(Layout element entries)

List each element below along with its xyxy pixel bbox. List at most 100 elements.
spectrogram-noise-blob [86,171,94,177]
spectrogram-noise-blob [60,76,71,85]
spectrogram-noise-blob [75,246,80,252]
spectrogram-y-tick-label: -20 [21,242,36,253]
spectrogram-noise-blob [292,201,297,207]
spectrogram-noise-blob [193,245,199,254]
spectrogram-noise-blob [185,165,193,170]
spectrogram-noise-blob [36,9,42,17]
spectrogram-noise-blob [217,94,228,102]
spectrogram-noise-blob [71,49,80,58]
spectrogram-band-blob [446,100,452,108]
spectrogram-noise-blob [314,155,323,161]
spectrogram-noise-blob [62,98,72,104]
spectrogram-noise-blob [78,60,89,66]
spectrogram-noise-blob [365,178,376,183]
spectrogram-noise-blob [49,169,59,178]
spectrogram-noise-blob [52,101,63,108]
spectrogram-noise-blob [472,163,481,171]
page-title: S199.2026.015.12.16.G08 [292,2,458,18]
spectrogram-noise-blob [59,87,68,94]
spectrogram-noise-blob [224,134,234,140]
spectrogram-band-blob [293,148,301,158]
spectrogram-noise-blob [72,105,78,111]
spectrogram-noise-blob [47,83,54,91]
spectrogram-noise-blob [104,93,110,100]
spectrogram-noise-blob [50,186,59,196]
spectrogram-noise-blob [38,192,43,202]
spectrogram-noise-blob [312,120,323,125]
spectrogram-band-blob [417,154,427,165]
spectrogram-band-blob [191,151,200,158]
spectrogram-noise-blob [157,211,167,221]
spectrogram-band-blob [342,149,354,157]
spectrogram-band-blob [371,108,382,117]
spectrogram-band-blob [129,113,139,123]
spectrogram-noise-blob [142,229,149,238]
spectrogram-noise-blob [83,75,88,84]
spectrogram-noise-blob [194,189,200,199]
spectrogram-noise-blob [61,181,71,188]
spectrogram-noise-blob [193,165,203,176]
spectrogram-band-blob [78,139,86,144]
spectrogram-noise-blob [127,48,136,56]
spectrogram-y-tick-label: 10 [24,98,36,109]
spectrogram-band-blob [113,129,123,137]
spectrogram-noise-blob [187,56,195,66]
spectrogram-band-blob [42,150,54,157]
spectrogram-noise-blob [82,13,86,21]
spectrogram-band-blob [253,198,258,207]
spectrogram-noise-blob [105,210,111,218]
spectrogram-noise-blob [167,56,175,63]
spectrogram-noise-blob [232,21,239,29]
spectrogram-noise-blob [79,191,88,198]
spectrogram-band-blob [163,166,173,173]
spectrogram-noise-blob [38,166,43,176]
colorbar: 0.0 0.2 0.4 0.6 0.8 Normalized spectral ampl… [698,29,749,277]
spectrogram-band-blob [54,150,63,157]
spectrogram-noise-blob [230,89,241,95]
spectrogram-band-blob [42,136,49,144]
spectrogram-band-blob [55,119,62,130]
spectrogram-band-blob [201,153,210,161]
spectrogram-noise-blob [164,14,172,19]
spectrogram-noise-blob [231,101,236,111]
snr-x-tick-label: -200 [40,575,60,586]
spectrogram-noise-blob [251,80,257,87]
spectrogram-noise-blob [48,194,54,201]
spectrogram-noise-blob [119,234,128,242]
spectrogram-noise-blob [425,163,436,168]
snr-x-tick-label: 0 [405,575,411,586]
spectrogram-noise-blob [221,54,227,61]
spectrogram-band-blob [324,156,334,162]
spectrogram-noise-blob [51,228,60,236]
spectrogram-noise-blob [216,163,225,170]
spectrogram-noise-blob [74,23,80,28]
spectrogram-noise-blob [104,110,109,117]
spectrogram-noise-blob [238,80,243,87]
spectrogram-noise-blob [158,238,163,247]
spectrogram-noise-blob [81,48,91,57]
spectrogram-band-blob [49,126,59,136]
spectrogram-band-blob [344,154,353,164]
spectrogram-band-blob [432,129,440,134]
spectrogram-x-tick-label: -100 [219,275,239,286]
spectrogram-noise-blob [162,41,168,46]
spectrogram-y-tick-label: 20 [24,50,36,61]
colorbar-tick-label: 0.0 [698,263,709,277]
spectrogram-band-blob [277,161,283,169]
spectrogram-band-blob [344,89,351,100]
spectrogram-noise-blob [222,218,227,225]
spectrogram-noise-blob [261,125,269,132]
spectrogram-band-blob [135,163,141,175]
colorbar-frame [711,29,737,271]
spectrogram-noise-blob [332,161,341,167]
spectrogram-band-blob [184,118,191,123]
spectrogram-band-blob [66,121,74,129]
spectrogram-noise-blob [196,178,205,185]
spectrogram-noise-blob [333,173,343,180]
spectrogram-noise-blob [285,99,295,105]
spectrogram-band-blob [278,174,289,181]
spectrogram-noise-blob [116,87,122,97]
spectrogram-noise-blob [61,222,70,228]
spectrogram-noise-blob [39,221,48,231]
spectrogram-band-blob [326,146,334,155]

AIM:
Copy the records word for word from the very first line through the line with "spectrogram-y-tick-label: -20 [21,242,36,253]", including that line.

CORRECT RESPONSE:
List each element below along with its xyxy pixel bbox. List at most 100 elements.
spectrogram-noise-blob [86,171,94,177]
spectrogram-noise-blob [60,76,71,85]
spectrogram-noise-blob [75,246,80,252]
spectrogram-y-tick-label: -20 [21,242,36,253]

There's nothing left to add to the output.